Exercise objective
Show all lines that include the string "общеобразовательных"; copy each one.

(Data entries)
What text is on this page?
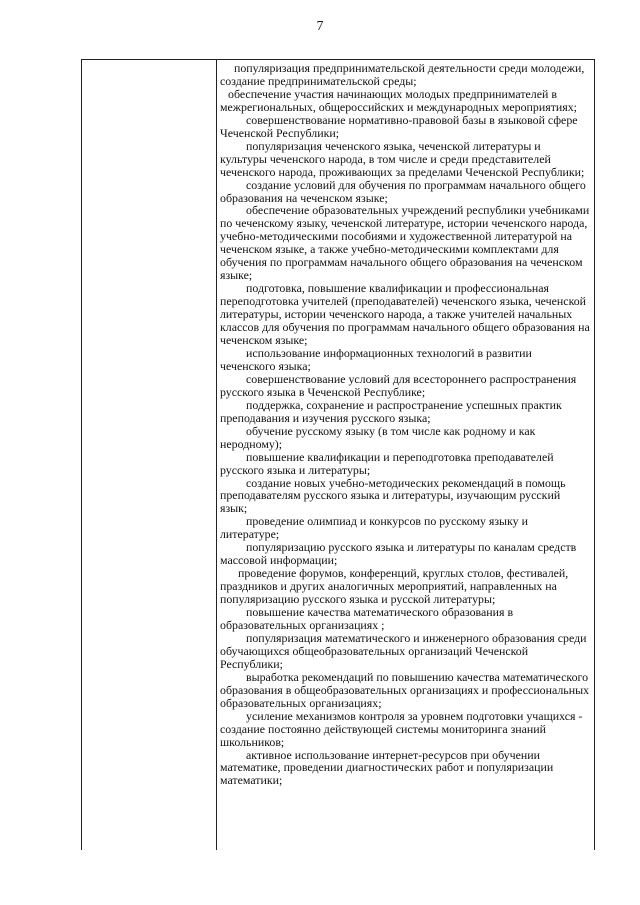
7

популяризация предпринимательской деятельности среди молодежи, создание предпринимательской среды;

обеспечение участия начинающих молодых предпринимателей в межрегиональных, общероссийских и международных мероприятиях;

совершенствование нормативно-правовой базы в языковой сфере Чеченской Республики;

популяризация чеченского языка, чеченской литературы и культуры чеченского народа, в том числе и среди представителей чеченского народа, проживающих за пределами Чеченской Республики;

создание условий для обучения по программам начального общего образования на чеченском языке;

обеспечение образовательных учреждений республики учебниками по чеченскому языку, чеченской литературе, истории чеченского народа, учебно-методическими пособиями и художественной литературой на чеченском языке, а также учебно-методическими комплектами для обучения по программам начального общего образования на чеченском языке;

подготовка, повышение квалификации и профессиональная переподготовка учителей (преподавателей) чеченского языка, чеченской литературы, истории чеченского народа, а также учителей начальных классов для обучения по программам начального общего образования на чеченском языке;

использование информационных технологий в развитии чеченского языка;

совершенствование условий для всестороннего распространения русского языка в Чеченской Республике;

поддержка, сохранение и распространение успешных практик преподавания и изучения русского языка;

обучение русскому языку (в том числе как родному и как неродному);

повышение квалификации и переподготовка преподавателей русского языка и литературы;

создание новых учебно-методических рекомендаций в помощь преподавателям русского языка и литературы, изучающим русский язык;

проведение олимпиад и конкурсов по русскому языку и литературе;

популяризацию русского языка и литературы по каналам средств массовой информации;

проведение форумов, конференций, круглых столов, фестивалей, праздников и других аналогичных мероприятий, направленных на популяризацию русского языка и русской литературы;

повышение качества математического образования в образовательных организациях ;

популяризация математического и инженерного образования среди обучающихся общеобразовательных организаций Чеченской Республики;

выработка рекомендаций по повышению качества математического образования в общеобразовательных организациях и профессиональных образовательных организациях;

усиление механизмов контроля за уровнем подготовки учащихся - создание постоянно действующей системы мониторинга знаний школьников;

активное использование интернет-ресурсов при обучении математике, проведении диагностических работ и популяризации математики;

Task solution
популяризация математического и инженерного образования среди обучающихся общеобразовательных организаций Чеченской Республики;
выработка рекомендаций по повышению качества математического образования в общеобразовательных организациях и профессиональных образовательных организациях;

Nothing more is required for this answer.